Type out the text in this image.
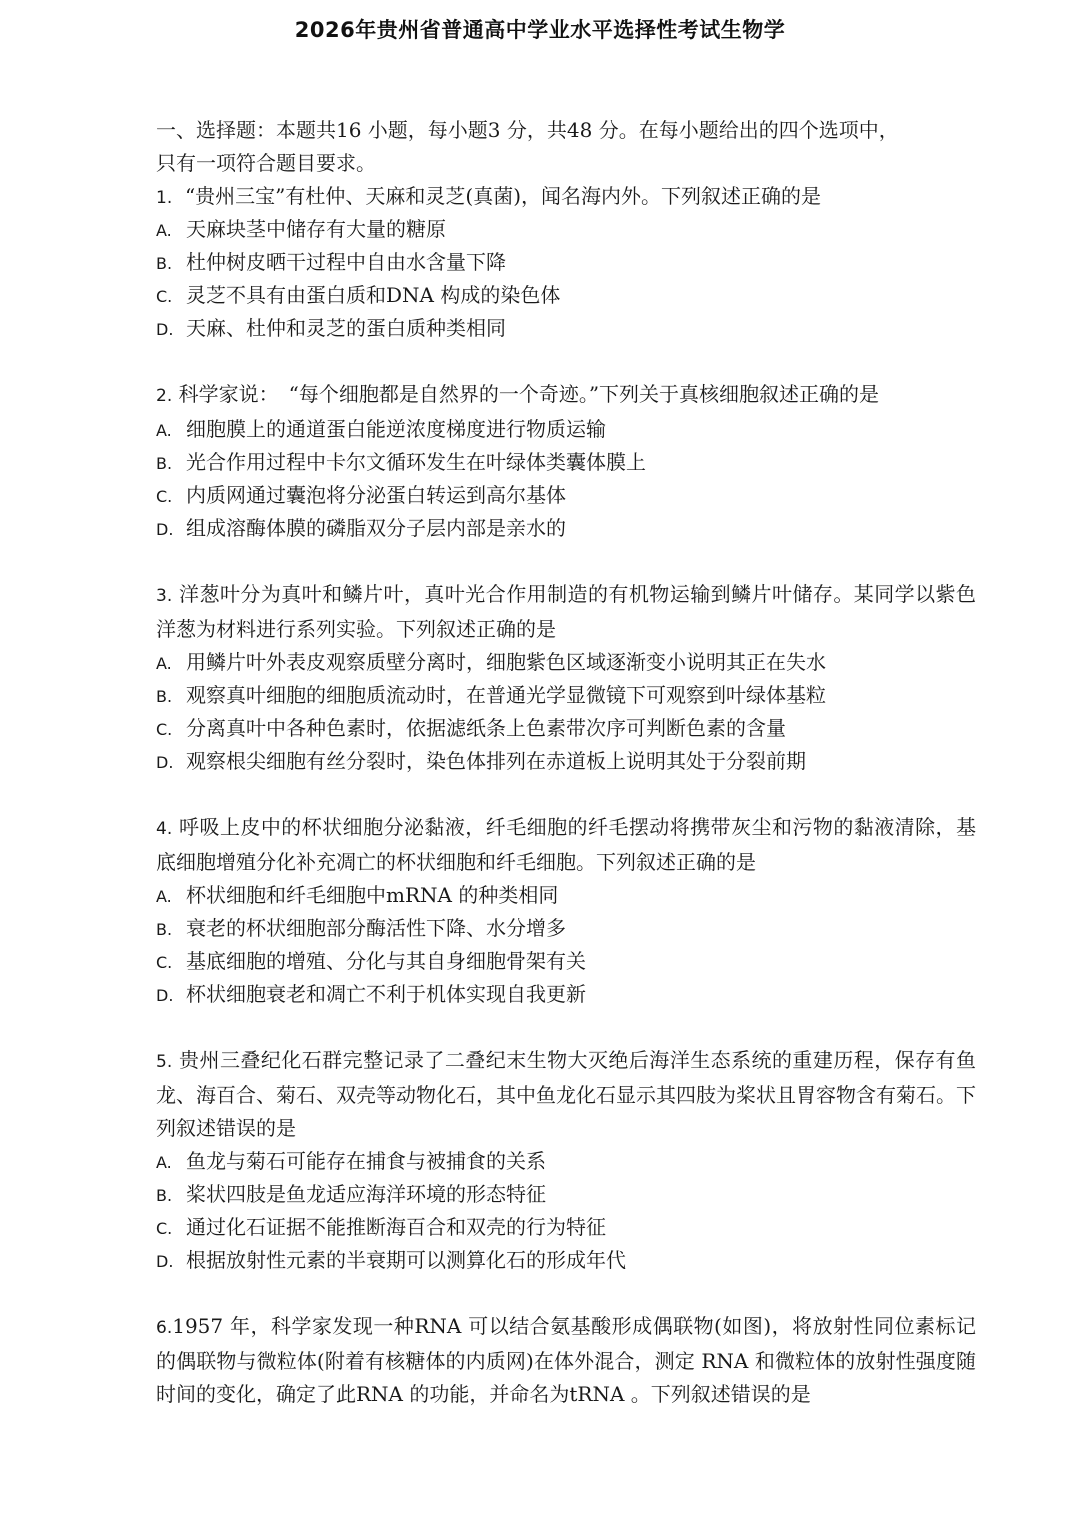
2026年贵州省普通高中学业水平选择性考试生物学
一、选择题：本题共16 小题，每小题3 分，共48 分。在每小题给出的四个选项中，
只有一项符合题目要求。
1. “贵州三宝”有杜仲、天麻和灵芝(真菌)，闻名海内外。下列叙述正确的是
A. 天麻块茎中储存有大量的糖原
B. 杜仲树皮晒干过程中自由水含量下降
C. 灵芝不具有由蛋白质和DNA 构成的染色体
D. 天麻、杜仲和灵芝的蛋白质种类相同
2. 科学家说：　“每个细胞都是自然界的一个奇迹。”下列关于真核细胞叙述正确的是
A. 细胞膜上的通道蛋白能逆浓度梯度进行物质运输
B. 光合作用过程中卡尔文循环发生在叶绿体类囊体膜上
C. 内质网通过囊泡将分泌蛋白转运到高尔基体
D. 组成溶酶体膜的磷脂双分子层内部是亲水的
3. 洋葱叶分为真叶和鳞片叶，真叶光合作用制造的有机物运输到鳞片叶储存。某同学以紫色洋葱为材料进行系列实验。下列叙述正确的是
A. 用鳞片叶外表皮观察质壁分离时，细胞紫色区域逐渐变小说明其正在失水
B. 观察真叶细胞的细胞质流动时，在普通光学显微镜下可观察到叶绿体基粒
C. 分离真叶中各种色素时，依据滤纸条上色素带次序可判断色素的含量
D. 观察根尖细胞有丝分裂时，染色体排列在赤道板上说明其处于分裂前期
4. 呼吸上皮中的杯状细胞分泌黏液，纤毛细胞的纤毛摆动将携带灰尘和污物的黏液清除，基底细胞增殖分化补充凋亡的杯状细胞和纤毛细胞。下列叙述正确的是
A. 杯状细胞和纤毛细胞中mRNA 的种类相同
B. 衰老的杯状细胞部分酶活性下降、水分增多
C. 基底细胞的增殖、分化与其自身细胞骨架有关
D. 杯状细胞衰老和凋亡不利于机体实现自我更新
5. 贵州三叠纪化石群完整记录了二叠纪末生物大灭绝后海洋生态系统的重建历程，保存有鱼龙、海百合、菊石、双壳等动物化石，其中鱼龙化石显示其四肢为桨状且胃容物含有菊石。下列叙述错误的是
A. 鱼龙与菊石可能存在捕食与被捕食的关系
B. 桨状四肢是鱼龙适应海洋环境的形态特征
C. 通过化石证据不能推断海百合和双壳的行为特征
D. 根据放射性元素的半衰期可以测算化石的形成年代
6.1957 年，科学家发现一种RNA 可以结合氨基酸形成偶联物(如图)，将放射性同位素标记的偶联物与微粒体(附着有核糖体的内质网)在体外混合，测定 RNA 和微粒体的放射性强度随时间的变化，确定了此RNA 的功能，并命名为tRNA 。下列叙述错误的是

________________

Task brief:
With the pictures set aside, write out the whole listing exactly.

Response to the exercise:
Type out the text in this image.
2026年贵州省普通高中学业水平选择性考试生物学
一、选择题：本题共16 小题，每小题3 分，共48 分。在每小题给出的四个选项中，
只有一项符合题目要求。
1. “贵州三宝”有杜仲、天麻和灵芝(真菌)，闻名海内外。下列叙述正确的是
A. 天麻块茎中储存有大量的糖原
B. 杜仲树皮晒干过程中自由水含量下降
C. 灵芝不具有由蛋白质和DNA 构成的染色体
D. 天麻、杜仲和灵芝的蛋白质种类相同
2. 科学家说：　“每个细胞都是自然界的一个奇迹。”下列关于真核细胞叙述正确的是
A. 细胞膜上的通道蛋白能逆浓度梯度进行物质运输
B. 光合作用过程中卡尔文循环发生在叶绿体类囊体膜上
C. 内质网通过囊泡将分泌蛋白转运到高尔基体
D. 组成溶酶体膜的磷脂双分子层内部是亲水的
3. 洋葱叶分为真叶和鳞片叶，真叶光合作用制造的有机物运输到鳞片叶储存。某同学以紫色洋葱为材料进行系列实验。下列叙述正确的是
A. 用鳞片叶外表皮观察质壁分离时，细胞紫色区域逐渐变小说明其正在失水
B. 观察真叶细胞的细胞质流动时，在普通光学显微镜下可观察到叶绿体基粒
C. 分离真叶中各种色素时，依据滤纸条上色素带次序可判断色素的含量
D. 观察根尖细胞有丝分裂时，染色体排列在赤道板上说明其处于分裂前期
4. 呼吸上皮中的杯状细胞分泌黏液，纤毛细胞的纤毛摆动将携带灰尘和污物的黏液清除，基底细胞增殖分化补充凋亡的杯状细胞和纤毛细胞。下列叙述正确的是
A. 杯状细胞和纤毛细胞中mRNA 的种类相同
B. 衰老的杯状细胞部分酶活性下降、水分增多
C. 基底细胞的增殖、分化与其自身细胞骨架有关
D. 杯状细胞衰老和凋亡不利于机体实现自我更新
5. 贵州三叠纪化石群完整记录了二叠纪末生物大灭绝后海洋生态系统的重建历程，保存有鱼龙、海百合、菊石、双壳等动物化石，其中鱼龙化石显示其四肢为桨状且胃容物含有菊石。下列叙述错误的是
A. 鱼龙与菊石可能存在捕食与被捕食的关系
B. 桨状四肢是鱼龙适应海洋环境的形态特征
C. 通过化石证据不能推断海百合和双壳的行为特征
D. 根据放射性元素的半衰期可以测算化石的形成年代
6.1957 年，科学家发现一种RNA 可以结合氨基酸形成偶联物(如图)，将放射性同位素标记的偶联物与微粒体(附着有核糖体的内质网)在体外混合，测定 RNA 和微粒体的放射性强度随时间的变化，确定了此RNA 的功能，并命名为tRNA 。下列叙述错误的是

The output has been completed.